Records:

------------------------

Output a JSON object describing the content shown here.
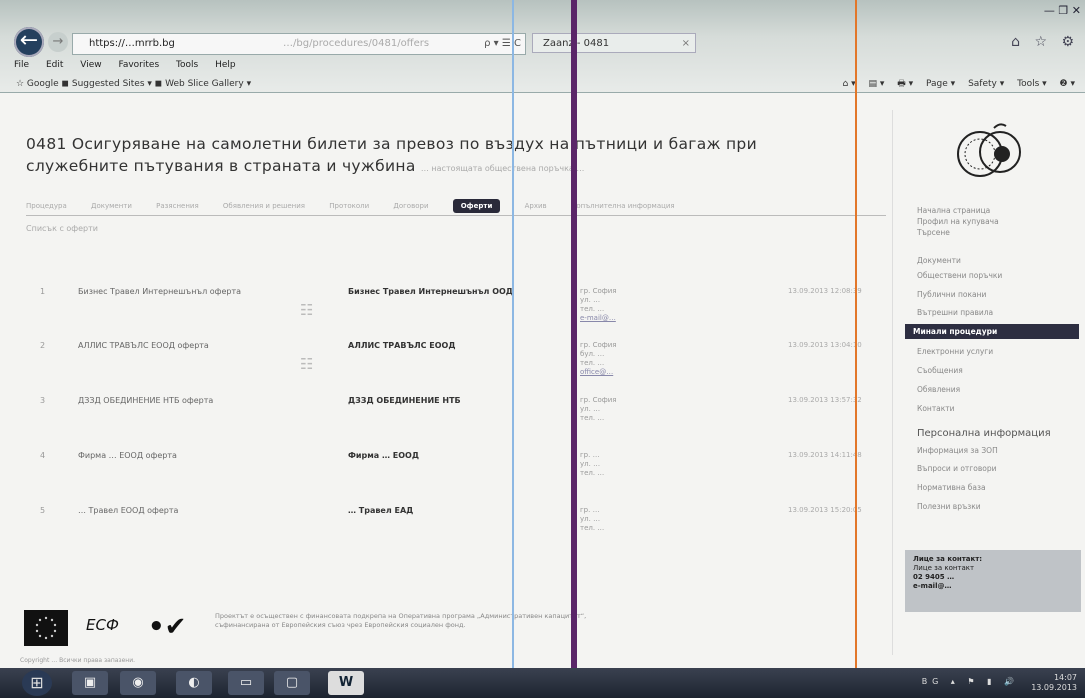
{
  "browser": {
    "url": "https://…mrrb.bg",
    "url_faded": "…/bg/procedures/0481/offers",
    "address_controls": "ρ ▾ ☰ C",
    "tab_label": "Zaanz - 0481",
    "tab_close": "×",
    "window_controls": "— ❐ ✕",
    "home_icons": "⌂ ☆ ⚙",
    "menu": [
      "File",
      "Edit",
      "View",
      "Favorites",
      "Tools",
      "Help"
    ],
    "favorites_left": "☆ Google  ◼ Suggested Sites ▾  ◼ Web Slice Gallery ▾",
    "commands": [
      "⌂ ▾",
      "▤ ▾",
      "🖶 ▾",
      "Page ▾",
      "Safety ▾",
      "Tools ▾",
      "❷ ▾"
    ]
  },
  "page": {
    "title": "0481 Осигуряване на самолетни билети за превоз по въздух на пътници и багаж при служебните пътувания в страната и чужбина",
    "title_sub": "… настоящата обществена поръчка …",
    "proc_nav": [
      "Процедура",
      "Документи",
      "Разяснения",
      "Обявления и решения",
      "Протоколи",
      "Договори",
      "Оферти",
      "Архив",
      "Допълнителна информация"
    ],
    "proc_nav_active": "Оферти",
    "section_label": "Списък с оферти"
  },
  "offers": [
    {
      "num": "1",
      "name": "Бизнес Травел Интернешънъл оферта",
      "company": "Бизнес Травел Интернешънъл ООД",
      "contact": [
        "гр. София",
        "ул. …",
        "тел. …"
      ],
      "contact_link": "e-mail@…",
      "date": "13.09.2013 12:08:39"
    },
    {
      "num": "2",
      "name": "АЛЛИС ТРАВЪЛС ЕООД оферта",
      "company": "АЛЛИС ТРАВЪЛС ЕООД",
      "contact": [
        "гр. София",
        "бул. …",
        "тел. …"
      ],
      "contact_link": "office@…",
      "date": "13.09.2013 13:04:10"
    },
    {
      "num": "3",
      "name": "ДЗЗД ОБЕДИНЕНИЕ НТБ оферта",
      "company": "ДЗЗД ОБЕДИНЕНИЕ НТБ",
      "contact": [
        "гр. София",
        "ул. …",
        "тел. …"
      ],
      "contact_link": "",
      "date": "13.09.2013 13:57:32"
    },
    {
      "num": "4",
      "name": "Фирма … ЕООД оферта",
      "company": "Фирма … ЕООД",
      "contact": [
        "гр. …",
        "ул. …",
        "тел. …"
      ],
      "contact_link": "",
      "date": "13.09.2013 14:11:48"
    },
    {
      "num": "5",
      "name": "… Травел ЕООД оферта",
      "company": "… Травел ЕАД",
      "contact": [
        "гр. …",
        "ул. …",
        "тел. …"
      ],
      "contact_link": "",
      "date": "13.09.2013 15:20:05"
    }
  ],
  "sidebar": {
    "top_links": [
      "Начална страница",
      "Профил на купувача",
      "Търсене"
    ],
    "links_1": [
      "Документи",
      "Обществени поръчки",
      "Публични покани",
      "Вътрешни правила"
    ],
    "active": "Минали процедури",
    "links_2": [
      "Електронни услуги",
      "Съобщения",
      "Обявления",
      "Контакти"
    ],
    "heading": "Персонална информация",
    "links_3": [
      "Информация за ЗОП",
      "Въпроси и отговори",
      "Нормативна база",
      "Полезни връзки"
    ],
    "contact_title": "Лице за контакт:",
    "contact_name": "Лице за контакт",
    "contact_phone": "02 9405 …",
    "contact_email": "e-mail@…"
  },
  "footer": {
    "esf": "ЕСФ",
    "text": "Проектът е осъществен с финансовата подкрепа на Оперативна програма „Административен капацитет“, съфинансирана от Европейския съюз чрез Европейския социален фонд.",
    "bottom": "Copyright … Всички права запазени."
  },
  "taskbar": {
    "apps": [
      "▣",
      "◉",
      "◐",
      "▭",
      "▢",
      "W"
    ],
    "time": "14:07",
    "date": "13.09.2013",
    "tray": "BG ▴ ⚑ ▮ 🔊"
  },
  "colors": {
    "nav_active": "#2d2e41",
    "taskbar": "#1d2430",
    "line_blue": "#6aa0d8",
    "line_purple": "#5a2568",
    "line_orange": "#e2772a"
  }
}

------------------------

INSTRUCTIONS TO FOLLOW
Using the listing above, list every line in which the string "Лице" occurs.

WRITTEN REPLY
    "contact_title": "Лице за контакт:",
    "contact_name": "Лице за контакт",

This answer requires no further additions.